Data excerpts
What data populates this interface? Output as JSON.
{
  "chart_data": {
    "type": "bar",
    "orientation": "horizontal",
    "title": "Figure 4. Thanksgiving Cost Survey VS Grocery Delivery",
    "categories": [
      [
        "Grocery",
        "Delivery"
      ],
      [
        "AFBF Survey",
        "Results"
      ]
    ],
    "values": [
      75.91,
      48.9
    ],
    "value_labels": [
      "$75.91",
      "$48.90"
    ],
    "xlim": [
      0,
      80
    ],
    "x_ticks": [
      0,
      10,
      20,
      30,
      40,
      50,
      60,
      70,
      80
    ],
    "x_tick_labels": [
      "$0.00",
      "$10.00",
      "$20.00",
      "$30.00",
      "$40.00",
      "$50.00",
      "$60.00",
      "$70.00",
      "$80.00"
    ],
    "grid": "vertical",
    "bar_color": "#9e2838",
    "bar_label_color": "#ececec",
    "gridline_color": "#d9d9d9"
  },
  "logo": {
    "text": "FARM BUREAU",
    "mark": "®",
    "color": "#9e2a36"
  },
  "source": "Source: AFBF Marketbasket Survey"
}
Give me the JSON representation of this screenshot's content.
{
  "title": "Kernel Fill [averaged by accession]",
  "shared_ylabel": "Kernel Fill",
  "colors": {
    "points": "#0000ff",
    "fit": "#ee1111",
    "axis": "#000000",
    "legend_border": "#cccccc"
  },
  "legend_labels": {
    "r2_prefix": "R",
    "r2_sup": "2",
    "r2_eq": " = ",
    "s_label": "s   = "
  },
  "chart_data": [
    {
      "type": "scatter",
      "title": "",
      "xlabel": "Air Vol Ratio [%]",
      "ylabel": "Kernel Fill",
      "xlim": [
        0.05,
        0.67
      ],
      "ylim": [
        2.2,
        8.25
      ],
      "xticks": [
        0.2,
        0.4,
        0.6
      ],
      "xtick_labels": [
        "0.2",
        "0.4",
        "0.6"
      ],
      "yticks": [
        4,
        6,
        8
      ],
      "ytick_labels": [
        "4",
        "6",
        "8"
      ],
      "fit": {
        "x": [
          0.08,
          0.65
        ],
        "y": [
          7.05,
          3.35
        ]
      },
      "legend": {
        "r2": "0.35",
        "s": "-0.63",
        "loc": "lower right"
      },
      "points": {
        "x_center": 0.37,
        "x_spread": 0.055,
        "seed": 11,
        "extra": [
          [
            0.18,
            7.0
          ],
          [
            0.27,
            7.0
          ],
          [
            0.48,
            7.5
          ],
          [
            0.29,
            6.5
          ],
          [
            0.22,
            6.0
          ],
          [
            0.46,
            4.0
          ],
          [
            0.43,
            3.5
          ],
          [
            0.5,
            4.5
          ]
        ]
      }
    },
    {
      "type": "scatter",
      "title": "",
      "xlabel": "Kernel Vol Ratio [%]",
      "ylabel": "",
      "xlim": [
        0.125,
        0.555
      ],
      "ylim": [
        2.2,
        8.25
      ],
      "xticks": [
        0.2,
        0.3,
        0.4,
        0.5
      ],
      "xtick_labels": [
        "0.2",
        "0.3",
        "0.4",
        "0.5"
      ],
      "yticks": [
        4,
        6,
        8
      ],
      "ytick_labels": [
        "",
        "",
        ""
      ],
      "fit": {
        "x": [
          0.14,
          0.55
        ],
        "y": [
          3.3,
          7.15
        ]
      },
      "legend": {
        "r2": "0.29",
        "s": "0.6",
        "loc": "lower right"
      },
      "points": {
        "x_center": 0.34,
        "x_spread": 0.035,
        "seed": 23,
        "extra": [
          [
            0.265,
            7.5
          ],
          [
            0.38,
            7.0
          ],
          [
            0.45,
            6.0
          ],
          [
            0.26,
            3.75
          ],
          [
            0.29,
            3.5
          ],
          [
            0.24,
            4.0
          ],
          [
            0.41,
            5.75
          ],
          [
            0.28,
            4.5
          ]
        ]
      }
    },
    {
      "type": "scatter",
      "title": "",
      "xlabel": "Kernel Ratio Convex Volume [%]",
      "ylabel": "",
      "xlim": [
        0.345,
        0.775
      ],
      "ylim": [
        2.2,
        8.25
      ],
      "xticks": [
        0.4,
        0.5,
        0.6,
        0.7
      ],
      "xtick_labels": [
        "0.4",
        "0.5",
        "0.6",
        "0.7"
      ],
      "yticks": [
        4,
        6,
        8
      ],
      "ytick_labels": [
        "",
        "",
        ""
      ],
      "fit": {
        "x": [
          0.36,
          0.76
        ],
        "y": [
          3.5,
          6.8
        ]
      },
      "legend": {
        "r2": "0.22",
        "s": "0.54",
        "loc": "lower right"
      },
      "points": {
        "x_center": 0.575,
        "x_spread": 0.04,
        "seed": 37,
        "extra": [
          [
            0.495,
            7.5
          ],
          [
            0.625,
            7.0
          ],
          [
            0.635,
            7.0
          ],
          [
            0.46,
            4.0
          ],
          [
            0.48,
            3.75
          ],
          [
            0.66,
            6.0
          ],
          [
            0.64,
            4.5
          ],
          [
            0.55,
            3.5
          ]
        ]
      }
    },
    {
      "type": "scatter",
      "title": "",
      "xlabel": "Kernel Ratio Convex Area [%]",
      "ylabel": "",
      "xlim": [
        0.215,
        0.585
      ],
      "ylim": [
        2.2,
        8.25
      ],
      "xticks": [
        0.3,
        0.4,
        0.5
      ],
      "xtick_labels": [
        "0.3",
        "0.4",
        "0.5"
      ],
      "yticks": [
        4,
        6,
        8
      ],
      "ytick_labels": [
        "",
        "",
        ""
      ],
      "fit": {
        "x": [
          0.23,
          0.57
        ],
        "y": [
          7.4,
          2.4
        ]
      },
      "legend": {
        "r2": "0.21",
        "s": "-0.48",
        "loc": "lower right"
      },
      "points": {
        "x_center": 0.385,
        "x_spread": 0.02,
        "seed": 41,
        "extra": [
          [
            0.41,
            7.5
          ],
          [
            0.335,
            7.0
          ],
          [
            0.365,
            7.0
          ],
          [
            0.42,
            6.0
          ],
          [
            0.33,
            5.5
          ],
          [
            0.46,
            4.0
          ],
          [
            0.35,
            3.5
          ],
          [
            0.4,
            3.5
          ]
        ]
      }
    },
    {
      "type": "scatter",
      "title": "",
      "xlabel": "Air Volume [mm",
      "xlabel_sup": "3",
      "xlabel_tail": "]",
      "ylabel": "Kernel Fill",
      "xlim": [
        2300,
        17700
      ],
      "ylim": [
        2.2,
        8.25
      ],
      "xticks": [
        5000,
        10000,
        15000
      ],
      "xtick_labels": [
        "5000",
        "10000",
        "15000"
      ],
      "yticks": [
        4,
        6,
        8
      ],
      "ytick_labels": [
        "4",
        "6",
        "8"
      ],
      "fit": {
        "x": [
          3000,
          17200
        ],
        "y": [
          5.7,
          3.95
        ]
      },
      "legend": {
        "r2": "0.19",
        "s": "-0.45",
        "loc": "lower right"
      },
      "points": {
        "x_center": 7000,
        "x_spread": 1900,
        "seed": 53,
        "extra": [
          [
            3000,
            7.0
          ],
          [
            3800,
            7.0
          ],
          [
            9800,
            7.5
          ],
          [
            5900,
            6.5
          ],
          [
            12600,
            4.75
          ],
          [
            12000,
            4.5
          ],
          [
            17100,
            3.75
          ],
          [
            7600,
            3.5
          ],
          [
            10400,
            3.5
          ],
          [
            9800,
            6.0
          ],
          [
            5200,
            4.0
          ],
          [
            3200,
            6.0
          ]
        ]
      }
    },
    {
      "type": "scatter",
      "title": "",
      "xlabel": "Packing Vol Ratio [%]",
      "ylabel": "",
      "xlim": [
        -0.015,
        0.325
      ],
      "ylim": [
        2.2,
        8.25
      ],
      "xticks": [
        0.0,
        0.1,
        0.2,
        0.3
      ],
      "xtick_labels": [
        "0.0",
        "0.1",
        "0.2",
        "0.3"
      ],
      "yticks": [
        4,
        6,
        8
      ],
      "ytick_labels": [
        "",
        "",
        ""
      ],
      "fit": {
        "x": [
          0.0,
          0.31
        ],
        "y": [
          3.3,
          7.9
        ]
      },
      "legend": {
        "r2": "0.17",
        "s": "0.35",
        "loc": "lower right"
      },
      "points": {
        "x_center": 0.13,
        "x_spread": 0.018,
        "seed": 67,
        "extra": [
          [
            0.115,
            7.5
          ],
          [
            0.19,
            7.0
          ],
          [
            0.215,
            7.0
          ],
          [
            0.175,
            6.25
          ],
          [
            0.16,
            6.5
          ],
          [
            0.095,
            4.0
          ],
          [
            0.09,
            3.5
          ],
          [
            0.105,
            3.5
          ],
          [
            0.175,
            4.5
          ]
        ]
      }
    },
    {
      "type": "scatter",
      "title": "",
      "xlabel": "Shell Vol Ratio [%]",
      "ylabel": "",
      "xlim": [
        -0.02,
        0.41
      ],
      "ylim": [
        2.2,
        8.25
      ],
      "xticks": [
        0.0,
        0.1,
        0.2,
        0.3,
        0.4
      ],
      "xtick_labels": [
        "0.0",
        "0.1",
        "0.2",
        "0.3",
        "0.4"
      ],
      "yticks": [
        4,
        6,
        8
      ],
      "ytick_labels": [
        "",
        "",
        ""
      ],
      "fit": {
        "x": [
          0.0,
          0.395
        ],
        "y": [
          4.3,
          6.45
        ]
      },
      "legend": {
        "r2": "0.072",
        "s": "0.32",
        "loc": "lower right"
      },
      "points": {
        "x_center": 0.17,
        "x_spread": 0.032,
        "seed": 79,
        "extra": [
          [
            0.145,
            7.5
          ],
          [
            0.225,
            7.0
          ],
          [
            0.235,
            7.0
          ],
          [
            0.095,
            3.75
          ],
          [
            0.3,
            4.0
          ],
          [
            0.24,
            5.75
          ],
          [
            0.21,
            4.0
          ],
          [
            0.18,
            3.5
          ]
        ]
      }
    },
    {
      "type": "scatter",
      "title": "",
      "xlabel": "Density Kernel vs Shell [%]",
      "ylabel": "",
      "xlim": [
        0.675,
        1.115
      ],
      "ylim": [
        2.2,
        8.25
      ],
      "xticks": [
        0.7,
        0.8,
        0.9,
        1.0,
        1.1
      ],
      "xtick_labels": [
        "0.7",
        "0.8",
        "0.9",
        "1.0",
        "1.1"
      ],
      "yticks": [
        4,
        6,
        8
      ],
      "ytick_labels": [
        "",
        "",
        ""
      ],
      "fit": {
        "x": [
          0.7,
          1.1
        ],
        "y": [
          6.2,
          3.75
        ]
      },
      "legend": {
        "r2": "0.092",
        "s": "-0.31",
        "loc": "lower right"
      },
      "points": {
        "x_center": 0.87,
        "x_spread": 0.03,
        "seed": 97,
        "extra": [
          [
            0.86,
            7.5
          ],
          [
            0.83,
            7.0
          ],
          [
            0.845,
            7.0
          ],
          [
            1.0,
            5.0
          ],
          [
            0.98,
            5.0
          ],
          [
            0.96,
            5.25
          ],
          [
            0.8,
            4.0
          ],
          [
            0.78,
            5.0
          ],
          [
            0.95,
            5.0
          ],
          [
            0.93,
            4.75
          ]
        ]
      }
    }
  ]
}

Short exercise
Tally the lines of the preceding listing in which the word "Grocery" appears; state nothing but the total.

Expected answer
2